[Start of RAW DATA]

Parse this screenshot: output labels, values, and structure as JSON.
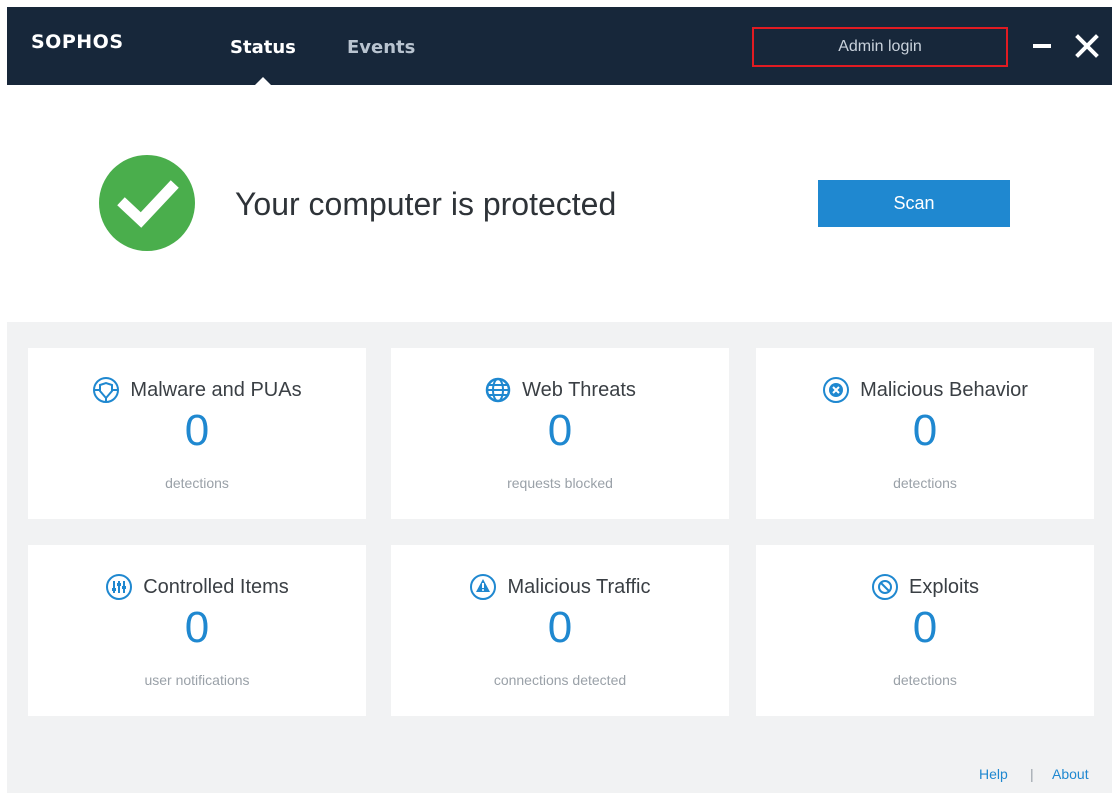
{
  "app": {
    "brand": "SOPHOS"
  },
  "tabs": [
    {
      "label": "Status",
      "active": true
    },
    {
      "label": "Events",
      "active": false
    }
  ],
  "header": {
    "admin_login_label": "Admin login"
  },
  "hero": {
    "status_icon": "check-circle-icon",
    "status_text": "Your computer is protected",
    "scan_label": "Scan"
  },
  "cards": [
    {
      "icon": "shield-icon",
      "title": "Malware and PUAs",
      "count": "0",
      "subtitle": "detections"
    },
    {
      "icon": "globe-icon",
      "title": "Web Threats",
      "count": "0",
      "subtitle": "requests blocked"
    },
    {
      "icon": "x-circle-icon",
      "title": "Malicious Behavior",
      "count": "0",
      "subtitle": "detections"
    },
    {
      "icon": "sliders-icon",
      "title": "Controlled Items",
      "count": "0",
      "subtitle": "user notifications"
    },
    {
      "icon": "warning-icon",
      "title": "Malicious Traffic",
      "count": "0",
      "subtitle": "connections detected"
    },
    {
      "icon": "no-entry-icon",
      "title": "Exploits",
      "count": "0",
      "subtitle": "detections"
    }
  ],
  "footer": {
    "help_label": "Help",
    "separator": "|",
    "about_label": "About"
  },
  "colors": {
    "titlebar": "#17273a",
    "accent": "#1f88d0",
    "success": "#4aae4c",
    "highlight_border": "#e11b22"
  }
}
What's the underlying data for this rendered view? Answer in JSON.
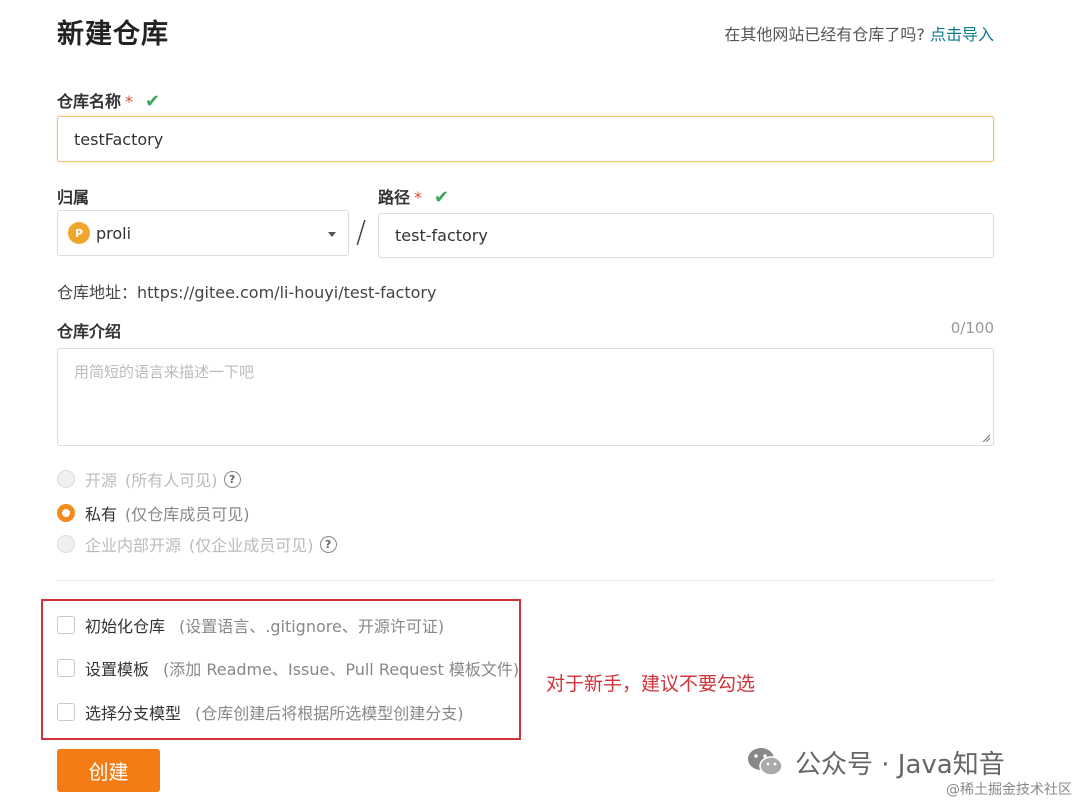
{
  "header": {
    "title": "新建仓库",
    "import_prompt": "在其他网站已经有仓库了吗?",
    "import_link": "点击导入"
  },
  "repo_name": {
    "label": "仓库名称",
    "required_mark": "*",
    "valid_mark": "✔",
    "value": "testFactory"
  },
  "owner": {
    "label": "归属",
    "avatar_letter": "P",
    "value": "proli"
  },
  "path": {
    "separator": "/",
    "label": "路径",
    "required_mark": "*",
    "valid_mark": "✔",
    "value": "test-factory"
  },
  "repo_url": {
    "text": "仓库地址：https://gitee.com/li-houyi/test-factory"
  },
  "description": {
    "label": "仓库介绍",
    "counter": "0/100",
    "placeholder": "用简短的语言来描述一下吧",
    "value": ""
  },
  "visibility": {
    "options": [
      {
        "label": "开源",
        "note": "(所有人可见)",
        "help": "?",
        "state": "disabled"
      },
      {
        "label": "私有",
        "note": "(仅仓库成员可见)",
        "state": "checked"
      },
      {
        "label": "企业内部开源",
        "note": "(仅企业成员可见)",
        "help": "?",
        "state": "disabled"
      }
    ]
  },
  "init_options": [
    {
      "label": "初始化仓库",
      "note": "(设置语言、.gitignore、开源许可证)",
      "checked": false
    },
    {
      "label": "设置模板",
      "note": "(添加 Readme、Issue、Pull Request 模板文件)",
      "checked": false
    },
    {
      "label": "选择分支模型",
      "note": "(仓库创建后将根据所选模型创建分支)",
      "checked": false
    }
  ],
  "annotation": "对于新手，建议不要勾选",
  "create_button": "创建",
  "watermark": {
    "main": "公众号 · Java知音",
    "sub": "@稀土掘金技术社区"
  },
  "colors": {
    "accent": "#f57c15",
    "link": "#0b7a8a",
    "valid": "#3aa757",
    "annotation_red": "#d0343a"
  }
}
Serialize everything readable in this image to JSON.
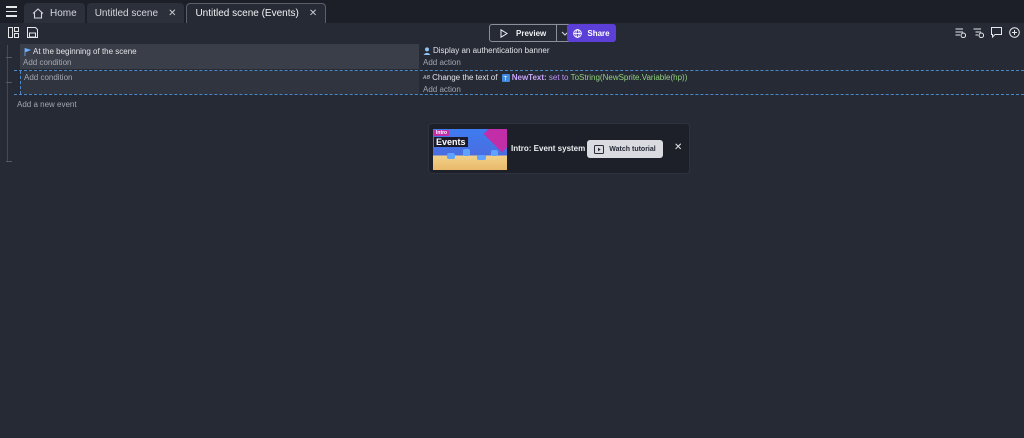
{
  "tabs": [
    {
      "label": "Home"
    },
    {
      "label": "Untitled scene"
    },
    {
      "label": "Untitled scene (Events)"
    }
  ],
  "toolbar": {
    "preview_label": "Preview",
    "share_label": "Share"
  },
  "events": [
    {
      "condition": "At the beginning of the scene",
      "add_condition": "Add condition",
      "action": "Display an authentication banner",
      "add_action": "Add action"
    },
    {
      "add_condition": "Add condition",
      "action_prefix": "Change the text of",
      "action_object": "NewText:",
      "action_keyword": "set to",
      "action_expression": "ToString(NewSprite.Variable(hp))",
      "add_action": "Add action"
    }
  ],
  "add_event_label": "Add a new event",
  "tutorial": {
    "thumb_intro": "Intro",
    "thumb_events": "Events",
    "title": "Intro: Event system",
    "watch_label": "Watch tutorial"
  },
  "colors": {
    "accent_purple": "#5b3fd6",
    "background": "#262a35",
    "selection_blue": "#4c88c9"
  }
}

[End of RAW DATA]

SET TASK: Extract the run of lines from the line holding "Serialize everything readable" through the final line of the material above, exactly and inclusively. Leave the pictures behind.

FULL ANSWER:
Serialize everything readable in this image to JSON.
{
  "tabs": [
    {
      "label": "Home"
    },
    {
      "label": "Untitled scene"
    },
    {
      "label": "Untitled scene (Events)"
    }
  ],
  "toolbar": {
    "preview_label": "Preview",
    "share_label": "Share"
  },
  "events": [
    {
      "condition": "At the beginning of the scene",
      "add_condition": "Add condition",
      "action": "Display an authentication banner",
      "add_action": "Add action"
    },
    {
      "add_condition": "Add condition",
      "action_prefix": "Change the text of",
      "action_object": "NewText:",
      "action_keyword": "set to",
      "action_expression": "ToString(NewSprite.Variable(hp))",
      "add_action": "Add action"
    }
  ],
  "add_event_label": "Add a new event",
  "tutorial": {
    "thumb_intro": "Intro",
    "thumb_events": "Events",
    "title": "Intro: Event system",
    "watch_label": "Watch tutorial"
  },
  "colors": {
    "accent_purple": "#5b3fd6",
    "background": "#262a35",
    "selection_blue": "#4c88c9"
  }
}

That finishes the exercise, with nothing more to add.